-- begin Task inputs --

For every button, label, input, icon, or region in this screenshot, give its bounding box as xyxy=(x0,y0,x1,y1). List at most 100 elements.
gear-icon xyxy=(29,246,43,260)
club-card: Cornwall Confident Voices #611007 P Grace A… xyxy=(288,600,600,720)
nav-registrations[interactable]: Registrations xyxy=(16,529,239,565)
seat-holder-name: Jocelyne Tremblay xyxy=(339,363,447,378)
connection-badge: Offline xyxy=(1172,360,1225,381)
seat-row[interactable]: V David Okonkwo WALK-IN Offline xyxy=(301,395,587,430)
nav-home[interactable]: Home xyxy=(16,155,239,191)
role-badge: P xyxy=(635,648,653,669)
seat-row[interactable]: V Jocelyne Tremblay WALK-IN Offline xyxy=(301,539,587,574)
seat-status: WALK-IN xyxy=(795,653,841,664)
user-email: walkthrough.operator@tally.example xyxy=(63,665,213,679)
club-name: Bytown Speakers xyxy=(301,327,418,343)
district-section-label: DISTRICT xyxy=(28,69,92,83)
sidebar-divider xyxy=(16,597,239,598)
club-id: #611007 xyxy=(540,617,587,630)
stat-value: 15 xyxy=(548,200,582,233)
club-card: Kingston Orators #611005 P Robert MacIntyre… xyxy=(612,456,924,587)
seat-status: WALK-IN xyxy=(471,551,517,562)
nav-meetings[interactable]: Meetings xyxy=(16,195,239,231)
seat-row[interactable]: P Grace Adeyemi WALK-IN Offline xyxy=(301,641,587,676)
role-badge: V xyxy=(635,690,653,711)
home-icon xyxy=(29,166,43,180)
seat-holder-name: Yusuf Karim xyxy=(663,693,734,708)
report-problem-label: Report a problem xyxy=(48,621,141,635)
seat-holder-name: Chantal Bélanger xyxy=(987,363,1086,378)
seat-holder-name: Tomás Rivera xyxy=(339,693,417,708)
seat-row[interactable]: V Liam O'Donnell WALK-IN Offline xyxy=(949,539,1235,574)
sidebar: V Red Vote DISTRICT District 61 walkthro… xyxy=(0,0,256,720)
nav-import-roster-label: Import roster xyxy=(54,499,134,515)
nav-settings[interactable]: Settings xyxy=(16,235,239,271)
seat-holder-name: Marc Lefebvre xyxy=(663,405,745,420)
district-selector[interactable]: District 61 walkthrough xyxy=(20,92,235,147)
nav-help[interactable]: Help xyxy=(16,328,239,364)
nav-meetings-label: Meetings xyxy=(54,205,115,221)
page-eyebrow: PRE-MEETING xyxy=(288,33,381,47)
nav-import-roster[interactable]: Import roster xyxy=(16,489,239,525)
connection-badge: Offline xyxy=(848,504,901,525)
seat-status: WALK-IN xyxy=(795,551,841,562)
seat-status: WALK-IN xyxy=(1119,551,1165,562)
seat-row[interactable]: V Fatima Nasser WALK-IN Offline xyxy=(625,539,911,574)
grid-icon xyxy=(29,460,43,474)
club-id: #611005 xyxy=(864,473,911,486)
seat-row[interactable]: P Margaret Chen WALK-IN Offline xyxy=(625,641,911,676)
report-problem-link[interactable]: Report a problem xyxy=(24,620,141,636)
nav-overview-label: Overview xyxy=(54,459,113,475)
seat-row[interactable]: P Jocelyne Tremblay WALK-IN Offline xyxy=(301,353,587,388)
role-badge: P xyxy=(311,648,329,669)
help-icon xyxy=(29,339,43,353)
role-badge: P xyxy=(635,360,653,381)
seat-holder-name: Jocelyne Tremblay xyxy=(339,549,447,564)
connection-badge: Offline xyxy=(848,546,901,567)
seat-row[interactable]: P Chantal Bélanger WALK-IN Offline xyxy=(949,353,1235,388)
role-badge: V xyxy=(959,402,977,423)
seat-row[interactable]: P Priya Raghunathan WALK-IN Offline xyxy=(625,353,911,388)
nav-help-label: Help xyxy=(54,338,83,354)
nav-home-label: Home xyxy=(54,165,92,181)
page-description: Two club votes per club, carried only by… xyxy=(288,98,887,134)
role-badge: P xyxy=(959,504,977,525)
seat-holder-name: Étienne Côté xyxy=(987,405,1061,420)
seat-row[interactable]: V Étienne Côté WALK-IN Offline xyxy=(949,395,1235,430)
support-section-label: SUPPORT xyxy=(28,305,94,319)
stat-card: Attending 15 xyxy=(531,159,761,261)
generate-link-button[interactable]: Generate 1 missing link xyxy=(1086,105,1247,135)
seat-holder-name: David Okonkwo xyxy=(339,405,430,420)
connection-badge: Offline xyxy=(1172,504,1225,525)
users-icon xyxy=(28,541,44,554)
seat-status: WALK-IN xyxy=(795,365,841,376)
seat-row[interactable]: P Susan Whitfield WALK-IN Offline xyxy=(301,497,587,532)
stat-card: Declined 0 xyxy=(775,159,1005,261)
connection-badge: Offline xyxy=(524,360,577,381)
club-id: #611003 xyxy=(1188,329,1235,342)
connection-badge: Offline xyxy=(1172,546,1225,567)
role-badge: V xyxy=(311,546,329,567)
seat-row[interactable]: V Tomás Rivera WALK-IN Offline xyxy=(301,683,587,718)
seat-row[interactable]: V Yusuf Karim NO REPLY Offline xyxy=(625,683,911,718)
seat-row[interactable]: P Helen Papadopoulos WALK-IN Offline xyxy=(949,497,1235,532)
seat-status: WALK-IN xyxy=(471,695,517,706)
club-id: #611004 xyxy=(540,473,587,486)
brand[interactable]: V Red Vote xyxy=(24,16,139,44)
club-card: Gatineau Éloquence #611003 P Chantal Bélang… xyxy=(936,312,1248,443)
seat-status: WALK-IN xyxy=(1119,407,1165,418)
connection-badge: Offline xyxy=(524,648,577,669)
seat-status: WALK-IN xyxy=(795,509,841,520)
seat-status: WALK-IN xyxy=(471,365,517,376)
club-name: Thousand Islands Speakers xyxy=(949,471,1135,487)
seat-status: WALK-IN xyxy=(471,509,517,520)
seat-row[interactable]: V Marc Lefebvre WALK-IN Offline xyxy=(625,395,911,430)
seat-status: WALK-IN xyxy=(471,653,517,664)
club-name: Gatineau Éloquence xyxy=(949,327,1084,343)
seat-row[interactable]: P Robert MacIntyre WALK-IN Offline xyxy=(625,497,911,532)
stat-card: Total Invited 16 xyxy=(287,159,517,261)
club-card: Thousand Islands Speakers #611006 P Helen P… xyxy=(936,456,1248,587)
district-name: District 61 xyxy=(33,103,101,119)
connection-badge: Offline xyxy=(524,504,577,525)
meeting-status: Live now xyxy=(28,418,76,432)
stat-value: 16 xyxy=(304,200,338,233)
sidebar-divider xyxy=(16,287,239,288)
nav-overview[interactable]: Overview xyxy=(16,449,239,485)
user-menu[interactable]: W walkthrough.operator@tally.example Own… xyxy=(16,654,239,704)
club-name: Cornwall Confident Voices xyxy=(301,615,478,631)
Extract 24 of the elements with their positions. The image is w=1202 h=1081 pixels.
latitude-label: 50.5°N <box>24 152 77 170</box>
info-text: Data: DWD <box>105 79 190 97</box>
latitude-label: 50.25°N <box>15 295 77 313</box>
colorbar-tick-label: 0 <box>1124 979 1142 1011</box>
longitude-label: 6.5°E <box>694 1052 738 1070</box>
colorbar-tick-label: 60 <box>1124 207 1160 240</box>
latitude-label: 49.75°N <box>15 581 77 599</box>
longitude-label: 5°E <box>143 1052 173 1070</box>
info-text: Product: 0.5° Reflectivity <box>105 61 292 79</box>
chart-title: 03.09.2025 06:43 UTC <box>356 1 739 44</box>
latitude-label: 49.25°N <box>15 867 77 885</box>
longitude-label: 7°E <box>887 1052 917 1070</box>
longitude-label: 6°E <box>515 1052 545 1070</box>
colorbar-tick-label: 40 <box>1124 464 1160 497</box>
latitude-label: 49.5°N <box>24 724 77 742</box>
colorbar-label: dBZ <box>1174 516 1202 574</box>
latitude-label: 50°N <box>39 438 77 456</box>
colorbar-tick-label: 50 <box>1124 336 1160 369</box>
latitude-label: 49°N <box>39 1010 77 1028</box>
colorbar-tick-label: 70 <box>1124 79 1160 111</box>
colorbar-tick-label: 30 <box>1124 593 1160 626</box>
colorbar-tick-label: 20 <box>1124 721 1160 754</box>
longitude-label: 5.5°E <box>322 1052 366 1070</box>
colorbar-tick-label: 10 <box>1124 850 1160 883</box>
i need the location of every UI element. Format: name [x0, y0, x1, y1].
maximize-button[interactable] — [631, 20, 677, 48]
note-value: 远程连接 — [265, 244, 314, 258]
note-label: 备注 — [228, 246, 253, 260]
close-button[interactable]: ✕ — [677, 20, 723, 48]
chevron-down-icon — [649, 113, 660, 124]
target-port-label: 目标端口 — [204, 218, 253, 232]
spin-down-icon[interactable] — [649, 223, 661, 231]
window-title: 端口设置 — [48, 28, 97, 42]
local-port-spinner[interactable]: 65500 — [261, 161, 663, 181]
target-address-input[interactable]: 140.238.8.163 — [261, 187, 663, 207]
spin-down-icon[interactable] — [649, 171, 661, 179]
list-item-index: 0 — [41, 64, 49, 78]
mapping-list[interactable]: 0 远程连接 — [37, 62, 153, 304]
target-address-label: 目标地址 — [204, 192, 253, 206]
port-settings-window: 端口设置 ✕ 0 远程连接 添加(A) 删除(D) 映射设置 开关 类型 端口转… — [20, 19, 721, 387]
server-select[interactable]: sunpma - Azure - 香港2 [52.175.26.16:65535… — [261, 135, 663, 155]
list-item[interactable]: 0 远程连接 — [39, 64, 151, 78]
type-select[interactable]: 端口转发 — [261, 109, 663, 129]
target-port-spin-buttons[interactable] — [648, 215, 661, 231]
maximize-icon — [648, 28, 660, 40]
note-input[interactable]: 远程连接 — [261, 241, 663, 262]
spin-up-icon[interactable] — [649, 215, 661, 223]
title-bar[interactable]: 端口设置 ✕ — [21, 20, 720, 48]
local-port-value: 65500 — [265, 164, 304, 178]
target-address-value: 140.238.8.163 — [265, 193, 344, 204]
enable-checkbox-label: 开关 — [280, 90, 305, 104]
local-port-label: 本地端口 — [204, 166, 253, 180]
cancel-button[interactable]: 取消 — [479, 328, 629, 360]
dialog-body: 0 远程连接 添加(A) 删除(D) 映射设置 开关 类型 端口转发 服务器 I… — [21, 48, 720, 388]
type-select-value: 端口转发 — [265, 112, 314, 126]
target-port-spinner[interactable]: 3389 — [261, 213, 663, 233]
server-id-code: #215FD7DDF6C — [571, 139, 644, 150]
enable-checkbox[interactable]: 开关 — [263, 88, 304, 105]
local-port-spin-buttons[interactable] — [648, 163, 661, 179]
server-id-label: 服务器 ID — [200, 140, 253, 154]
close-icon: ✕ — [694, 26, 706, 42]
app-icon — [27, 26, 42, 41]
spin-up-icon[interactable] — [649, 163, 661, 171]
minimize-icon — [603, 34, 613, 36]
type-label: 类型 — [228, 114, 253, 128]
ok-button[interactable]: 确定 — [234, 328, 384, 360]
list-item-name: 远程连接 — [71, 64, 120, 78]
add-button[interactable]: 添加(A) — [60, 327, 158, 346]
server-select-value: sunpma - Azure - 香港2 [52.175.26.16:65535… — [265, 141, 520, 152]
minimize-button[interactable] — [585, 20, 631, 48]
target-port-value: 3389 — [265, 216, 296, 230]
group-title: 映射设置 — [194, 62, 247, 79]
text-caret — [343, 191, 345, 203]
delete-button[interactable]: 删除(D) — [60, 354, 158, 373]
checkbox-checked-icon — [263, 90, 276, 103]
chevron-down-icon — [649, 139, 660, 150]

-- end Task inputs --

(Request) Convert the lines from the start of the records through the line containing "nav-meetings[interactable]: Meetings xyxy=(16,195,239,231)" into a JSON list of strings, one string per line, leaving out any blank lines.

(Written answer)
[
  "For every button, label, input, icon, or region in this screenshot, give its bounding box as xyxy=(x0,y0,x1,y1). List at most 100 elements.",
  "gear-icon xyxy=(29,246,43,260)",
  "club-card: Cornwall Confident Voices #611007 P Grace A… xyxy=(288,600,600,720)",
  "nav-registrations[interactable]: Registrations xyxy=(16,529,239,565)",
  "seat-holder-name: Jocelyne Tremblay xyxy=(339,363,447,378)",
  "connection-badge: Offline xyxy=(1172,360,1225,381)",
  "seat-row[interactable]: V David Okonkwo WALK-IN Offline xyxy=(301,395,587,430)",
  "nav-home[interactable]: Home xyxy=(16,155,239,191)",
  "role-badge: P xyxy=(635,648,653,669)",
  "seat-row[interactable]: V Jocelyne Tremblay WALK-IN Offline xyxy=(301,539,587,574)",
  "seat-status: WALK-IN xyxy=(795,653,841,664)",
  "user-email: walkthrough.operator@tally.example xyxy=(63,665,213,679)",
  "club-name: Bytown Speakers xyxy=(301,327,418,343)",
  "district-section-label: DISTRICT xyxy=(28,69,92,83)",
  "sidebar-divider xyxy=(16,597,239,598)",
  "club-id: #611007 xyxy=(540,617,587,630)",
  "stat-value: 15 xyxy=(548,200,582,233)",
  "club-card: Kingston Orators #611005 P Robert MacIntyre… xyxy=(612,456,924,587)",
  "seat-status: WALK-IN xyxy=(471,551,517,562)",
  "nav-meetings[interactable]: Meetings xyxy=(16,195,239,231)"
]